(Dataset items)
☆ ☆ ☆ ☆
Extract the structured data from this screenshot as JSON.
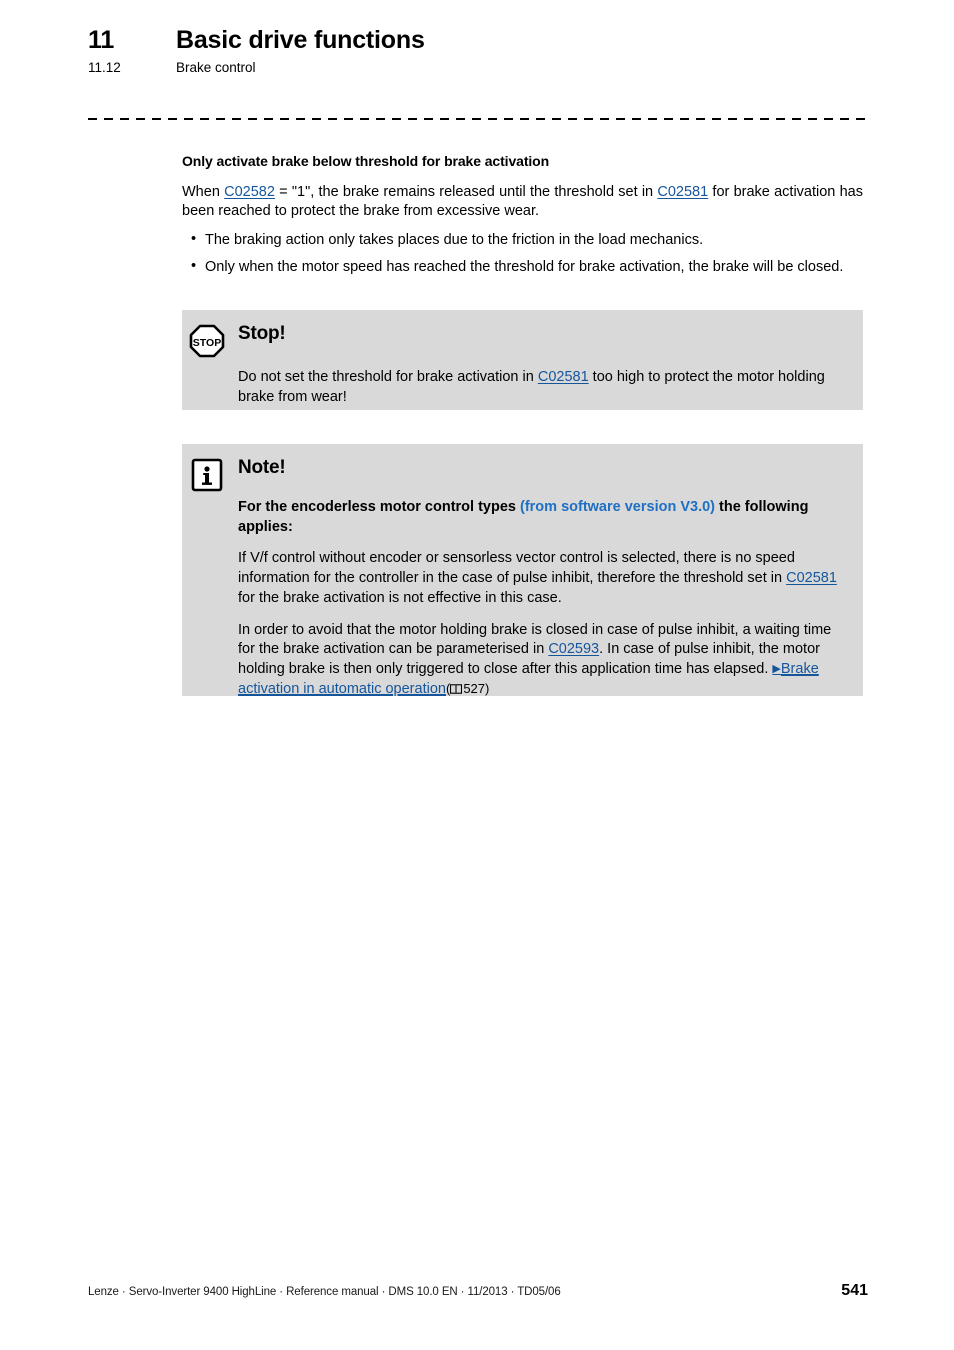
{
  "header": {
    "chapter_number": "11",
    "chapter_title": "Basic drive functions",
    "section_number": "11.12",
    "section_title": "Brake control"
  },
  "main": {
    "subheading": "Only activate brake below threshold for brake activation",
    "paragraph": {
      "part1": "When ",
      "link1": "C02582",
      "part2": " = \"1\", the brake remains released until the threshold set in ",
      "link2": "C02581",
      "part3": " for brake activation has been reached to protect the brake from excessive wear."
    },
    "bullets": [
      "The braking action only takes places due to the friction in the load mechanics.",
      "Only when the motor speed has reached the threshold for brake activation, the brake will be closed."
    ]
  },
  "callouts": {
    "stop": {
      "icon": "stop-sign-icon",
      "title": "Stop!",
      "text_part1": "Do not set the threshold for brake activation in ",
      "link": "C02581",
      "text_part2": " too high to protect the motor holding brake from wear!"
    },
    "note": {
      "icon": "info-icon",
      "title": "Note!",
      "bold_lead_part1": "For the encoderless motor control types ",
      "bold_lead_blue": "(from software version V3.0)",
      "bold_lead_part2": " the following applies:",
      "paragraph1_part1": "If V/f control without encoder or sensorless vector control is selected, there is no speed information for the controller in the case of pulse inhibit, therefore the threshold set in ",
      "paragraph1_link": "C02581",
      "paragraph1_part2": " for the brake activation is not effective in this case.",
      "paragraph2_part1": "In order to avoid that the motor holding brake is closed in case of pulse inhibit, a waiting time for the brake activation can be parameterised in ",
      "paragraph2_link": "C02593",
      "paragraph2_part2": ". In case of pulse inhibit, the motor holding brake is then only triggered to close after this application time has elapsed. ",
      "cross_reference": {
        "arrow": "▶",
        "label": "Brake activation in automatic operation",
        "page_open": "(",
        "page_number": "527",
        "page_close": ")"
      }
    }
  },
  "footer": {
    "imprint": "Lenze · Servo-Inverter 9400 HighLine · Reference manual · DMS 10.0 EN · 11/2013 · TD05/06",
    "page_number": "541"
  },
  "colors": {
    "link": "#15559c",
    "accent_blue": "#1f6fc4",
    "callout_background": "#d9d9d9"
  }
}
☆ ☆ ☆ ☆
Exercise aim: Return the material exactly as given, apart from the pictures.

Final result:
Extract the structured data from this screenshot as JSON.
{
  "header": {
    "chapter_number": "11",
    "chapter_title": "Basic drive functions",
    "section_number": "11.12",
    "section_title": "Brake control"
  },
  "main": {
    "subheading": "Only activate brake below threshold for brake activation",
    "paragraph": {
      "part1": "When ",
      "link1": "C02582",
      "part2": " = \"1\", the brake remains released until the threshold set in ",
      "link2": "C02581",
      "part3": " for brake activation has been reached to protect the brake from excessive wear."
    },
    "bullets": [
      "The braking action only takes places due to the friction in the load mechanics.",
      "Only when the motor speed has reached the threshold for brake activation, the brake will be closed."
    ]
  },
  "callouts": {
    "stop": {
      "icon": "stop-sign-icon",
      "title": "Stop!",
      "text_part1": "Do not set the threshold for brake activation in ",
      "link": "C02581",
      "text_part2": " too high to protect the motor holding brake from wear!"
    },
    "note": {
      "icon": "info-icon",
      "title": "Note!",
      "bold_lead_part1": "For the encoderless motor control types ",
      "bold_lead_blue": "(from software version V3.0)",
      "bold_lead_part2": " the following applies:",
      "paragraph1_part1": "If V/f control without encoder or sensorless vector control is selected, there is no speed information for the controller in the case of pulse inhibit, therefore the threshold set in ",
      "paragraph1_link": "C02581",
      "paragraph1_part2": " for the brake activation is not effective in this case.",
      "paragraph2_part1": "In order to avoid that the motor holding brake is closed in case of pulse inhibit, a waiting time for the brake activation can be parameterised in ",
      "paragraph2_link": "C02593",
      "paragraph2_part2": ". In case of pulse inhibit, the motor holding brake is then only triggered to close after this application time has elapsed. ",
      "cross_reference": {
        "arrow": "▶",
        "label": "Brake activation in automatic operation",
        "page_open": "(",
        "page_number": "527",
        "page_close": ")"
      }
    }
  },
  "footer": {
    "imprint": "Lenze · Servo-Inverter 9400 HighLine · Reference manual · DMS 10.0 EN · 11/2013 · TD05/06",
    "page_number": "541"
  },
  "colors": {
    "link": "#15559c",
    "accent_blue": "#1f6fc4",
    "callout_background": "#d9d9d9"
  }
}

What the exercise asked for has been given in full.